[Your objective]:
Repeat all of the material exactly as given.

◆ ◆ ◆

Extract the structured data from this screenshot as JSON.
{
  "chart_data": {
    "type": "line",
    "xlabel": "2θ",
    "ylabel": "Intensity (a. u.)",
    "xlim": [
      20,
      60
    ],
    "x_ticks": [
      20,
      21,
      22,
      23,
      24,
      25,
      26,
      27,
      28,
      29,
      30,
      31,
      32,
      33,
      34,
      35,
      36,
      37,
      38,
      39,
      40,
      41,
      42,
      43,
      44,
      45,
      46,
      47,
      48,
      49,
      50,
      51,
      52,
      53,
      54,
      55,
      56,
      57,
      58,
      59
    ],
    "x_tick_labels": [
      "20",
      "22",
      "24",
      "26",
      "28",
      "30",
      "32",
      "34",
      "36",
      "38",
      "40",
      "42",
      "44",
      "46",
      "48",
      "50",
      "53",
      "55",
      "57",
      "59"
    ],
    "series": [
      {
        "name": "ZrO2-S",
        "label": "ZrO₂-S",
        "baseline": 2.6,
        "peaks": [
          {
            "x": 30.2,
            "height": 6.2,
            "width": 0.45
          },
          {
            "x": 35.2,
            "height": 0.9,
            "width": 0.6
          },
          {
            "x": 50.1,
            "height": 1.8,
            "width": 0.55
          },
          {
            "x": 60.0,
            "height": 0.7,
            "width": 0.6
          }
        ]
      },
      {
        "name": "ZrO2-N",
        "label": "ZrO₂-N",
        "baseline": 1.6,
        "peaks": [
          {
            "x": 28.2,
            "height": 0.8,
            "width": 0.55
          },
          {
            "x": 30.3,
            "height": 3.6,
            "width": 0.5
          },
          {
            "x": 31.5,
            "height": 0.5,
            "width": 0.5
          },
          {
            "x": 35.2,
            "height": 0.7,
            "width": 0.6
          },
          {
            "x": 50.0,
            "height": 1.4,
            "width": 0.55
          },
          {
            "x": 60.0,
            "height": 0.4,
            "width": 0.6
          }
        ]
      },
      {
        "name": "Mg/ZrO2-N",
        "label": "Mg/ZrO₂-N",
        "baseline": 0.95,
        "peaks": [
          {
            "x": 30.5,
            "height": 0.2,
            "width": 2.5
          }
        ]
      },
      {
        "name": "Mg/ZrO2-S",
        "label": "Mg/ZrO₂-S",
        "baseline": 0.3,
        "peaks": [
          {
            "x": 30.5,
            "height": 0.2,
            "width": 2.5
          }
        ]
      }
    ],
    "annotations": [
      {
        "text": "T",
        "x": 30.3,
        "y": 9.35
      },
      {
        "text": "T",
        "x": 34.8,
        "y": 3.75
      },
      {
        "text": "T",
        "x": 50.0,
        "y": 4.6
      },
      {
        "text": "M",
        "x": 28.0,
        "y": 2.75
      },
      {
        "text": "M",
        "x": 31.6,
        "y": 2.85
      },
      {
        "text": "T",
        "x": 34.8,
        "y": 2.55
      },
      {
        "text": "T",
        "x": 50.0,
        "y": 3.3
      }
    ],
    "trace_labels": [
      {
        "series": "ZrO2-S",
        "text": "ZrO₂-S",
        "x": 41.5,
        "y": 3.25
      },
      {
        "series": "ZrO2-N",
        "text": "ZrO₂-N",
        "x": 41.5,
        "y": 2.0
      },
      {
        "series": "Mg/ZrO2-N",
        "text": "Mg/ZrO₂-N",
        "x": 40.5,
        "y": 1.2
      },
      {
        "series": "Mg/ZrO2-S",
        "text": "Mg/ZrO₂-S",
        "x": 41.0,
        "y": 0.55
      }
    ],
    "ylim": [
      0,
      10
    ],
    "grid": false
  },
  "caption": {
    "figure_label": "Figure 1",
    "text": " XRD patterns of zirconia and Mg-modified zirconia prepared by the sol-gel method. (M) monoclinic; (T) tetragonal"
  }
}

◆ ◆ ◆

[Written solution]:
Extract the structured data from this screenshot as JSON.
{
  "chart_data": {
    "type": "line",
    "xlabel": "2θ",
    "ylabel": "Intensity (a. u.)",
    "xlim": [
      20,
      60
    ],
    "x_ticks": [
      20,
      21,
      22,
      23,
      24,
      25,
      26,
      27,
      28,
      29,
      30,
      31,
      32,
      33,
      34,
      35,
      36,
      37,
      38,
      39,
      40,
      41,
      42,
      43,
      44,
      45,
      46,
      47,
      48,
      49,
      50,
      51,
      52,
      53,
      54,
      55,
      56,
      57,
      58,
      59
    ],
    "x_tick_labels": [
      "20",
      "22",
      "24",
      "26",
      "28",
      "30",
      "32",
      "34",
      "36",
      "38",
      "40",
      "42",
      "44",
      "46",
      "48",
      "50",
      "53",
      "55",
      "57",
      "59"
    ],
    "series": [
      {
        "name": "ZrO2-S",
        "label": "ZrO₂-S",
        "baseline": 2.6,
        "peaks": [
          {
            "x": 30.2,
            "height": 6.2,
            "width": 0.45
          },
          {
            "x": 35.2,
            "height": 0.9,
            "width": 0.6
          },
          {
            "x": 50.1,
            "height": 1.8,
            "width": 0.55
          },
          {
            "x": 60.0,
            "height": 0.7,
            "width": 0.6
          }
        ]
      },
      {
        "name": "ZrO2-N",
        "label": "ZrO₂-N",
        "baseline": 1.6,
        "peaks": [
          {
            "x": 28.2,
            "height": 0.8,
            "width": 0.55
          },
          {
            "x": 30.3,
            "height": 3.6,
            "width": 0.5
          },
          {
            "x": 31.5,
            "height": 0.5,
            "width": 0.5
          },
          {
            "x": 35.2,
            "height": 0.7,
            "width": 0.6
          },
          {
            "x": 50.0,
            "height": 1.4,
            "width": 0.55
          },
          {
            "x": 60.0,
            "height": 0.4,
            "width": 0.6
          }
        ]
      },
      {
        "name": "Mg/ZrO2-N",
        "label": "Mg/ZrO₂-N",
        "baseline": 0.95,
        "peaks": [
          {
            "x": 30.5,
            "height": 0.2,
            "width": 2.5
          }
        ]
      },
      {
        "name": "Mg/ZrO2-S",
        "label": "Mg/ZrO₂-S",
        "baseline": 0.3,
        "peaks": [
          {
            "x": 30.5,
            "height": 0.2,
            "width": 2.5
          }
        ]
      }
    ],
    "annotations": [
      {
        "text": "T",
        "x": 30.3,
        "y": 9.35
      },
      {
        "text": "T",
        "x": 34.8,
        "y": 3.75
      },
      {
        "text": "T",
        "x": 50.0,
        "y": 4.6
      },
      {
        "text": "M",
        "x": 28.0,
        "y": 2.75
      },
      {
        "text": "M",
        "x": 31.6,
        "y": 2.85
      },
      {
        "text": "T",
        "x": 34.8,
        "y": 2.55
      },
      {
        "text": "T",
        "x": 50.0,
        "y": 3.3
      }
    ],
    "trace_labels": [
      {
        "series": "ZrO2-S",
        "text": "ZrO₂-S",
        "x": 41.5,
        "y": 3.25
      },
      {
        "series": "ZrO2-N",
        "text": "ZrO₂-N",
        "x": 41.5,
        "y": 2.0
      },
      {
        "series": "Mg/ZrO2-N",
        "text": "Mg/ZrO₂-N",
        "x": 40.5,
        "y": 1.2
      },
      {
        "series": "Mg/ZrO2-S",
        "text": "Mg/ZrO₂-S",
        "x": 41.0,
        "y": 0.55
      }
    ],
    "ylim": [
      0,
      10
    ],
    "grid": false
  },
  "caption": {
    "figure_label": "Figure 1",
    "text": " XRD patterns of zirconia and Mg-modified zirconia prepared by the sol-gel method. (M) monoclinic; (T) tetragonal"
  }
}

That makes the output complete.